■ Bounding box entries:
* Begin *

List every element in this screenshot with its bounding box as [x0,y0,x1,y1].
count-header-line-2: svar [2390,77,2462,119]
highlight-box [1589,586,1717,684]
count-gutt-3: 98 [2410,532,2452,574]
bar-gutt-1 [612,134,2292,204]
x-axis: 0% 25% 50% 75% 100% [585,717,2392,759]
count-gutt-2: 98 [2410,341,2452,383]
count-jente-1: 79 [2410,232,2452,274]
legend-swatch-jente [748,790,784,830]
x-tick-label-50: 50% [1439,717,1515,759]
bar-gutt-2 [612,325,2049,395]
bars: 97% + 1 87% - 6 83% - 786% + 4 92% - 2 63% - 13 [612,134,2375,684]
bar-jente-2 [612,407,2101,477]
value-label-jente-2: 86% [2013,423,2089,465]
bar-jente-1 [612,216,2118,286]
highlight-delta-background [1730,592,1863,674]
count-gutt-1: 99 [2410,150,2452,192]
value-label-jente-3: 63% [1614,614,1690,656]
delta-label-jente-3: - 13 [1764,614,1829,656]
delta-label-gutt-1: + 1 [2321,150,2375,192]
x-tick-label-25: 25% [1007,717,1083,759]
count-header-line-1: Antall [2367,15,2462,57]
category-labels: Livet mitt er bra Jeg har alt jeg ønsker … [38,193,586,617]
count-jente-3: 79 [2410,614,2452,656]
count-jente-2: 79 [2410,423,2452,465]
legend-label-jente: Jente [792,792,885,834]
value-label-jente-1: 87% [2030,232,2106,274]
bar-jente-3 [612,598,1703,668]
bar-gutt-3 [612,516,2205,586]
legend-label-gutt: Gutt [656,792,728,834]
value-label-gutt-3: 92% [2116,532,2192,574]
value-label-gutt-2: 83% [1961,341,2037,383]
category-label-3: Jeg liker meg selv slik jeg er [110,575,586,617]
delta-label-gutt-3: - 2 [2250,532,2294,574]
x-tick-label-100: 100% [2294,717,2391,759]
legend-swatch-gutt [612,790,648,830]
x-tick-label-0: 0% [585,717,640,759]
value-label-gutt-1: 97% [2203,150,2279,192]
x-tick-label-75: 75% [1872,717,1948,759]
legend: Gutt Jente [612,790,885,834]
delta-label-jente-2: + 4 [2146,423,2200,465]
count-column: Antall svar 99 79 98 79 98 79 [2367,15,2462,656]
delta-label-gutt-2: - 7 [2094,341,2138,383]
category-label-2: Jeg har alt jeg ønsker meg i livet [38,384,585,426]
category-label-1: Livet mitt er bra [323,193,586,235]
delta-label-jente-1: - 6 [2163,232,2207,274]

* End *

■ WHAT TO DO:
Arrange the stretch from the start of the listing through the line that contains "count-header-line-1: Antall [2367,15,2462,57]" as a JSON list of strings, one string per line, leaving out any blank lines.

■ PROBLEM SOLUTION:
[
  "List every element in this screenshot with its bounding box as [x0,y0,x1,y1].",
  "count-header-line-2: svar [2390,77,2462,119]",
  "highlight-box [1589,586,1717,684]",
  "count-gutt-3: 98 [2410,532,2452,574]",
  "bar-gutt-1 [612,134,2292,204]",
  "x-axis: 0% 25% 50% 75% 100% [585,717,2392,759]",
  "count-gutt-2: 98 [2410,341,2452,383]",
  "count-jente-1: 79 [2410,232,2452,274]",
  "legend-swatch-jente [748,790,784,830]",
  "x-tick-label-50: 50% [1439,717,1515,759]",
  "bar-gutt-2 [612,325,2049,395]",
  "bars: 97% + 1 87% - 6 83% - 786% + 4 92% - 2 63% - 13 [612,134,2375,684]",
  "bar-jente-2 [612,407,2101,477]",
  "value-label-jente-2: 86% [2013,423,2089,465]",
  "bar-jente-1 [612,216,2118,286]",
  "highlight-delta-background [1730,592,1863,674]",
  "count-gutt-1: 99 [2410,150,2452,192]",
  "value-label-jente-3: 63% [1614,614,1690,656]",
  "delta-label-jente-3: - 13 [1764,614,1829,656]",
  "delta-label-gutt-1: + 1 [2321,150,2375,192]",
  "x-tick-label-25: 25% [1007,717,1083,759]",
  "count-header-line-1: Antall [2367,15,2462,57]"
]